#### [EXCERPTED DATA]
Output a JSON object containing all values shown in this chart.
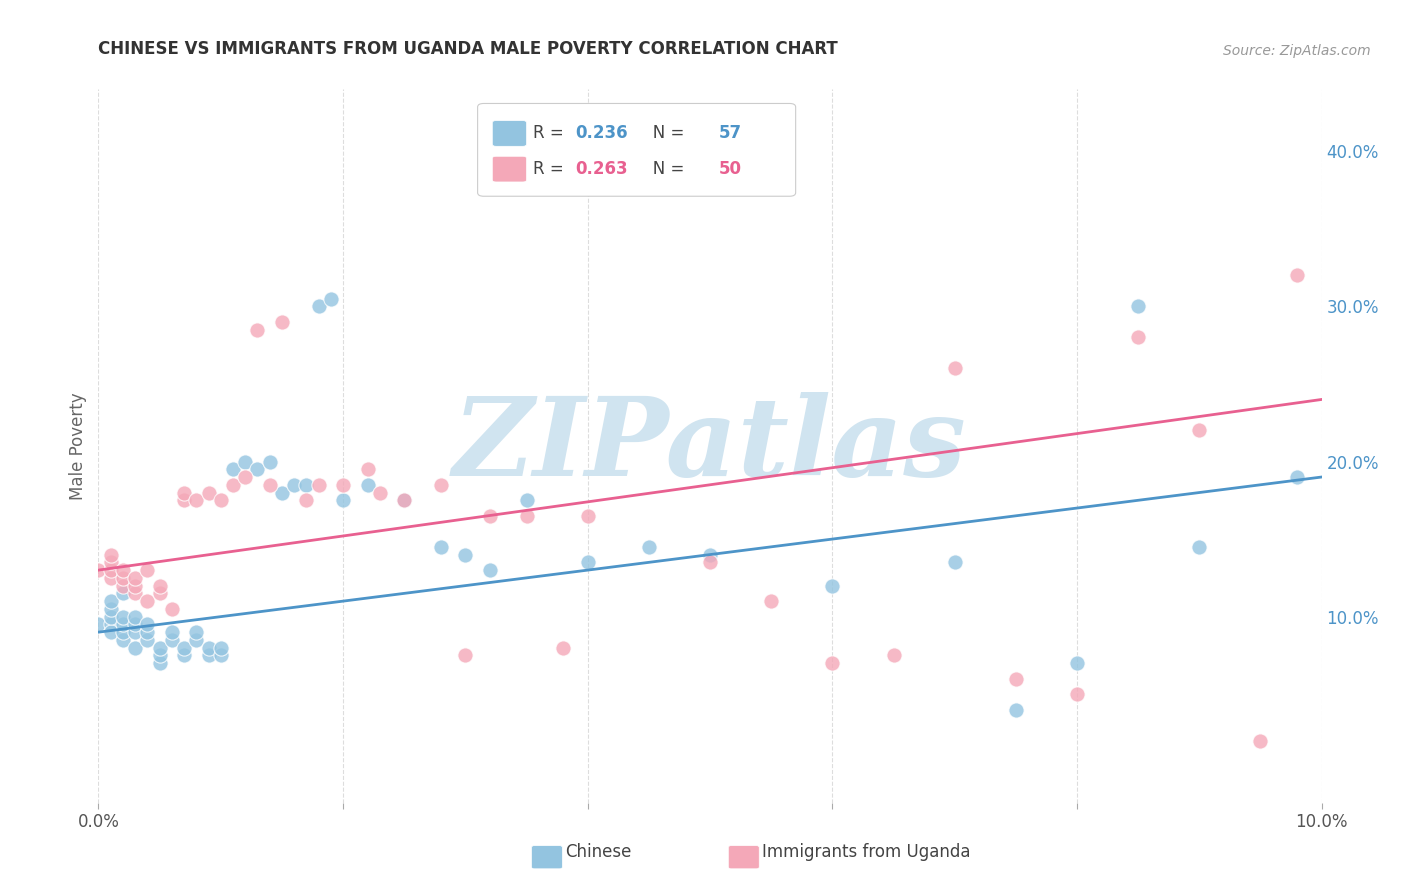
{
  "title": "CHINESE VS IMMIGRANTS FROM UGANDA MALE POVERTY CORRELATION CHART",
  "source": "Source: ZipAtlas.com",
  "ylabel": "Male Poverty",
  "xlim": [
    0.0,
    0.1
  ],
  "ylim": [
    -0.02,
    0.44
  ],
  "xtick_positions": [
    0.0,
    0.02,
    0.04,
    0.06,
    0.08,
    0.1
  ],
  "xtick_labels": [
    "0.0%",
    "",
    "",
    "",
    "",
    "10.0%"
  ],
  "yticks_right": [
    0.1,
    0.2,
    0.3,
    0.4
  ],
  "ytick_labels_right": [
    "10.0%",
    "20.0%",
    "30.0%",
    "40.0%"
  ],
  "series1_color": "#93c4e0",
  "series2_color": "#f4a8b8",
  "line1_color": "#4d94c8",
  "line2_color": "#e86090",
  "watermark": "ZIPatlas",
  "watermark_color": "#d0e4f0",
  "legend_label1": "Chinese",
  "legend_label2": "Immigrants from Uganda",
  "legend_R1": "0.236",
  "legend_N1": "57",
  "legend_R2": "0.263",
  "legend_N2": "50",
  "chinese_x": [
    0.0,
    0.001,
    0.001,
    0.001,
    0.001,
    0.001,
    0.002,
    0.002,
    0.002,
    0.002,
    0.002,
    0.003,
    0.003,
    0.003,
    0.003,
    0.004,
    0.004,
    0.004,
    0.005,
    0.005,
    0.005,
    0.006,
    0.006,
    0.007,
    0.007,
    0.008,
    0.008,
    0.009,
    0.009,
    0.01,
    0.01,
    0.011,
    0.012,
    0.013,
    0.014,
    0.015,
    0.016,
    0.017,
    0.018,
    0.019,
    0.02,
    0.022,
    0.025,
    0.028,
    0.03,
    0.032,
    0.035,
    0.04,
    0.045,
    0.05,
    0.06,
    0.07,
    0.075,
    0.08,
    0.085,
    0.09,
    0.098
  ],
  "chinese_y": [
    0.095,
    0.095,
    0.09,
    0.1,
    0.105,
    0.11,
    0.085,
    0.09,
    0.095,
    0.1,
    0.115,
    0.08,
    0.09,
    0.095,
    0.1,
    0.085,
    0.09,
    0.095,
    0.07,
    0.075,
    0.08,
    0.085,
    0.09,
    0.075,
    0.08,
    0.085,
    0.09,
    0.075,
    0.08,
    0.075,
    0.08,
    0.195,
    0.2,
    0.195,
    0.2,
    0.18,
    0.185,
    0.185,
    0.3,
    0.305,
    0.175,
    0.185,
    0.175,
    0.145,
    0.14,
    0.13,
    0.175,
    0.135,
    0.145,
    0.14,
    0.12,
    0.135,
    0.04,
    0.07,
    0.3,
    0.145,
    0.19
  ],
  "uganda_x": [
    0.0,
    0.001,
    0.001,
    0.001,
    0.001,
    0.002,
    0.002,
    0.002,
    0.003,
    0.003,
    0.003,
    0.004,
    0.004,
    0.005,
    0.005,
    0.006,
    0.007,
    0.007,
    0.008,
    0.009,
    0.01,
    0.011,
    0.012,
    0.013,
    0.014,
    0.015,
    0.017,
    0.018,
    0.02,
    0.022,
    0.023,
    0.025,
    0.028,
    0.03,
    0.032,
    0.035,
    0.038,
    0.04,
    0.045,
    0.05,
    0.055,
    0.06,
    0.065,
    0.07,
    0.075,
    0.08,
    0.085,
    0.09,
    0.095,
    0.098
  ],
  "uganda_y": [
    0.13,
    0.125,
    0.13,
    0.135,
    0.14,
    0.12,
    0.125,
    0.13,
    0.115,
    0.12,
    0.125,
    0.11,
    0.13,
    0.115,
    0.12,
    0.105,
    0.175,
    0.18,
    0.175,
    0.18,
    0.175,
    0.185,
    0.19,
    0.285,
    0.185,
    0.29,
    0.175,
    0.185,
    0.185,
    0.195,
    0.18,
    0.175,
    0.185,
    0.075,
    0.165,
    0.165,
    0.08,
    0.165,
    0.395,
    0.135,
    0.11,
    0.07,
    0.075,
    0.26,
    0.06,
    0.05,
    0.28,
    0.22,
    0.02,
    0.32
  ]
}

#### [TASK DETAILS]
Each entry above should be reproduced exactly, with the pictures removed.

#### [RESPONSE TO THIS TASK]
Output a JSON object containing all values shown in this chart.
{
  "title": "CHINESE VS IMMIGRANTS FROM UGANDA MALE POVERTY CORRELATION CHART",
  "source": "Source: ZipAtlas.com",
  "ylabel": "Male Poverty",
  "xlim": [
    0.0,
    0.1
  ],
  "ylim": [
    -0.02,
    0.44
  ],
  "xtick_positions": [
    0.0,
    0.02,
    0.04,
    0.06,
    0.08,
    0.1
  ],
  "xtick_labels": [
    "0.0%",
    "",
    "",
    "",
    "",
    "10.0%"
  ],
  "yticks_right": [
    0.1,
    0.2,
    0.3,
    0.4
  ],
  "ytick_labels_right": [
    "10.0%",
    "20.0%",
    "30.0%",
    "40.0%"
  ],
  "series1_color": "#93c4e0",
  "series2_color": "#f4a8b8",
  "line1_color": "#4d94c8",
  "line2_color": "#e86090",
  "watermark": "ZIPatlas",
  "watermark_color": "#d0e4f0",
  "legend_label1": "Chinese",
  "legend_label2": "Immigrants from Uganda",
  "legend_R1": "0.236",
  "legend_N1": "57",
  "legend_R2": "0.263",
  "legend_N2": "50",
  "chinese_x": [
    0.0,
    0.001,
    0.001,
    0.001,
    0.001,
    0.001,
    0.002,
    0.002,
    0.002,
    0.002,
    0.002,
    0.003,
    0.003,
    0.003,
    0.003,
    0.004,
    0.004,
    0.004,
    0.005,
    0.005,
    0.005,
    0.006,
    0.006,
    0.007,
    0.007,
    0.008,
    0.008,
    0.009,
    0.009,
    0.01,
    0.01,
    0.011,
    0.012,
    0.013,
    0.014,
    0.015,
    0.016,
    0.017,
    0.018,
    0.019,
    0.02,
    0.022,
    0.025,
    0.028,
    0.03,
    0.032,
    0.035,
    0.04,
    0.045,
    0.05,
    0.06,
    0.07,
    0.075,
    0.08,
    0.085,
    0.09,
    0.098
  ],
  "chinese_y": [
    0.095,
    0.095,
    0.09,
    0.1,
    0.105,
    0.11,
    0.085,
    0.09,
    0.095,
    0.1,
    0.115,
    0.08,
    0.09,
    0.095,
    0.1,
    0.085,
    0.09,
    0.095,
    0.07,
    0.075,
    0.08,
    0.085,
    0.09,
    0.075,
    0.08,
    0.085,
    0.09,
    0.075,
    0.08,
    0.075,
    0.08,
    0.195,
    0.2,
    0.195,
    0.2,
    0.18,
    0.185,
    0.185,
    0.3,
    0.305,
    0.175,
    0.185,
    0.175,
    0.145,
    0.14,
    0.13,
    0.175,
    0.135,
    0.145,
    0.14,
    0.12,
    0.135,
    0.04,
    0.07,
    0.3,
    0.145,
    0.19
  ],
  "uganda_x": [
    0.0,
    0.001,
    0.001,
    0.001,
    0.001,
    0.002,
    0.002,
    0.002,
    0.003,
    0.003,
    0.003,
    0.004,
    0.004,
    0.005,
    0.005,
    0.006,
    0.007,
    0.007,
    0.008,
    0.009,
    0.01,
    0.011,
    0.012,
    0.013,
    0.014,
    0.015,
    0.017,
    0.018,
    0.02,
    0.022,
    0.023,
    0.025,
    0.028,
    0.03,
    0.032,
    0.035,
    0.038,
    0.04,
    0.045,
    0.05,
    0.055,
    0.06,
    0.065,
    0.07,
    0.075,
    0.08,
    0.085,
    0.09,
    0.095,
    0.098
  ],
  "uganda_y": [
    0.13,
    0.125,
    0.13,
    0.135,
    0.14,
    0.12,
    0.125,
    0.13,
    0.115,
    0.12,
    0.125,
    0.11,
    0.13,
    0.115,
    0.12,
    0.105,
    0.175,
    0.18,
    0.175,
    0.18,
    0.175,
    0.185,
    0.19,
    0.285,
    0.185,
    0.29,
    0.175,
    0.185,
    0.185,
    0.195,
    0.18,
    0.175,
    0.185,
    0.075,
    0.165,
    0.165,
    0.08,
    0.165,
    0.395,
    0.135,
    0.11,
    0.07,
    0.075,
    0.26,
    0.06,
    0.05,
    0.28,
    0.22,
    0.02,
    0.32
  ]
}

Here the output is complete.